> _Challenge_: Copy each line containing the word "image" from the records that follow, please.

--- Begin Entries shown ---

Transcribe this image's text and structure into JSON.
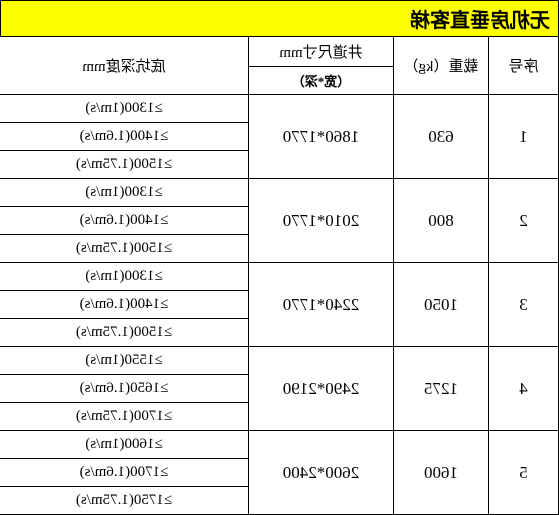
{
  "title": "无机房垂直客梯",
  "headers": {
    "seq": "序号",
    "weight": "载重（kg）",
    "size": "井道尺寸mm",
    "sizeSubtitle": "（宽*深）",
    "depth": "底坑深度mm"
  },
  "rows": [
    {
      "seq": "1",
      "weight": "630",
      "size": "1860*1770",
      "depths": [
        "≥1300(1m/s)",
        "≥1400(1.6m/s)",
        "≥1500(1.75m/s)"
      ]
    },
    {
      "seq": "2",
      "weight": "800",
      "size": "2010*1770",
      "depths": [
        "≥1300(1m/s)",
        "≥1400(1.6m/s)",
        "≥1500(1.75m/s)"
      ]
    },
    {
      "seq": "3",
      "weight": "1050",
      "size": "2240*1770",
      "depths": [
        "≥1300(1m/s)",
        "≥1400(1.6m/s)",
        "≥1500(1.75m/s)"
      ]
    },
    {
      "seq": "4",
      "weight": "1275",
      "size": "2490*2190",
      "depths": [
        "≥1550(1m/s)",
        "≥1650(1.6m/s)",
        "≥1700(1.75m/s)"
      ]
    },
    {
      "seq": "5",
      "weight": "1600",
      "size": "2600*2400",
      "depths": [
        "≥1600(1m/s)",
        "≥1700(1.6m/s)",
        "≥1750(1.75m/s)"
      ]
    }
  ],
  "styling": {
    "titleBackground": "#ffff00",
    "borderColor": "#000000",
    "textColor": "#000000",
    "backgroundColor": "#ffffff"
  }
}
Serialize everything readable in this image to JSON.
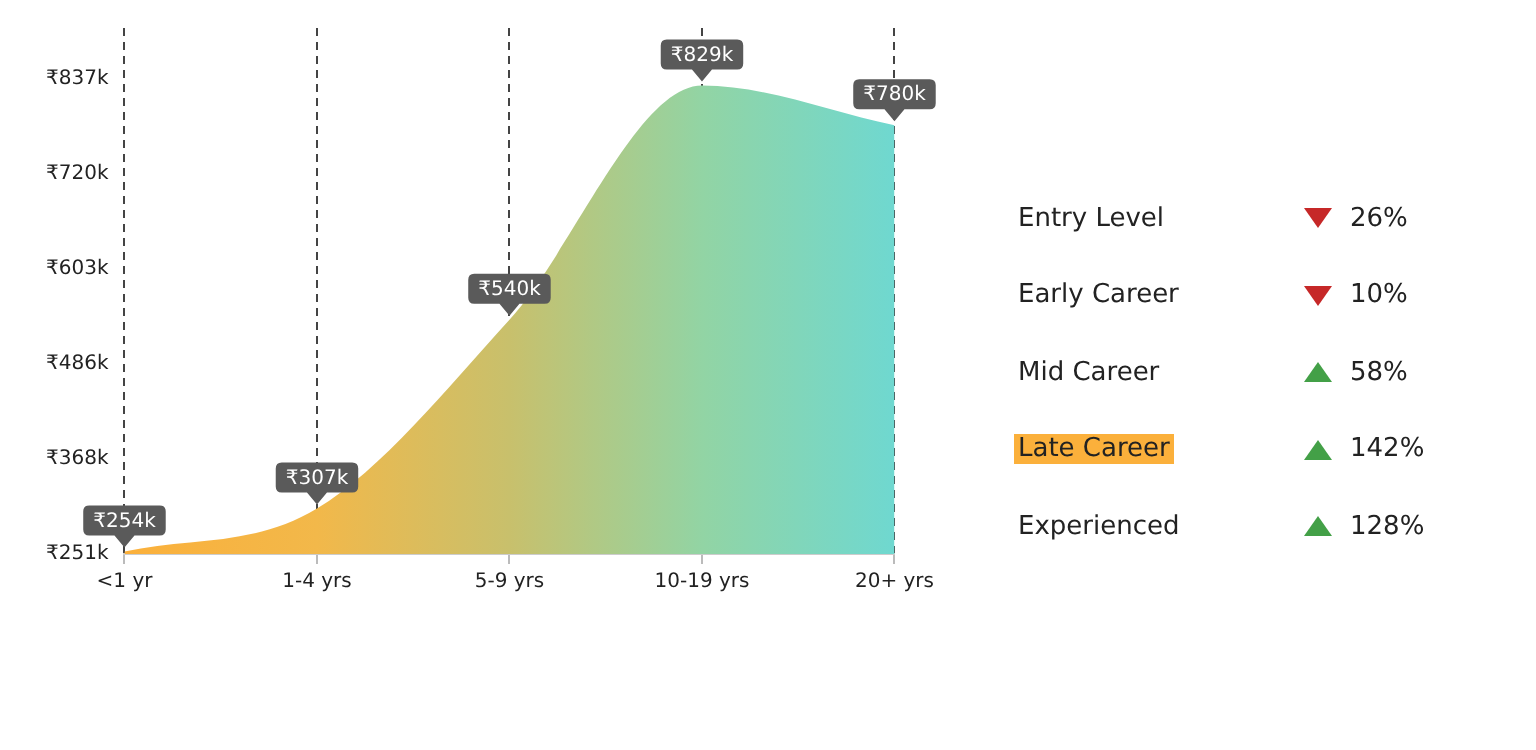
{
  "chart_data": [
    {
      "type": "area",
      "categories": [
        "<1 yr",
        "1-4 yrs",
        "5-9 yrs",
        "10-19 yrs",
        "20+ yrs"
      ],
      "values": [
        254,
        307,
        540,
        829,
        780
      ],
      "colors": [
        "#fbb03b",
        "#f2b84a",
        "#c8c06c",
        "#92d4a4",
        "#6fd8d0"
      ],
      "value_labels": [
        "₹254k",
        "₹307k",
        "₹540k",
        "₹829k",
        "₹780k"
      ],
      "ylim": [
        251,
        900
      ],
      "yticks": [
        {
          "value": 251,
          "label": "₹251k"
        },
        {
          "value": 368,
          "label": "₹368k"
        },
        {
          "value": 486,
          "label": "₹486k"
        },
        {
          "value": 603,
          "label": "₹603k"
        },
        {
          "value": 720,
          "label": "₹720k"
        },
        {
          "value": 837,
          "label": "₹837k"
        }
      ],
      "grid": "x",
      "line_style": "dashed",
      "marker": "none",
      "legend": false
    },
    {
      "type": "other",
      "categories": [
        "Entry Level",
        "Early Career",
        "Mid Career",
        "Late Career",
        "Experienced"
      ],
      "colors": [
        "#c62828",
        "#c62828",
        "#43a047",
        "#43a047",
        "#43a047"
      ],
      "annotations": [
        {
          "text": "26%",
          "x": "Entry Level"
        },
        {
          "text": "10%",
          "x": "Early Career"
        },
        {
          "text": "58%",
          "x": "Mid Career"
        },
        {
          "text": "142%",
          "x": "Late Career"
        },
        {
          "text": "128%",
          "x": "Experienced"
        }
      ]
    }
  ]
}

--- End Entries shown ---

> _The solution_:
Transcribe this image's text and structure into JSON.
Serialize everything readable in this image to JSON.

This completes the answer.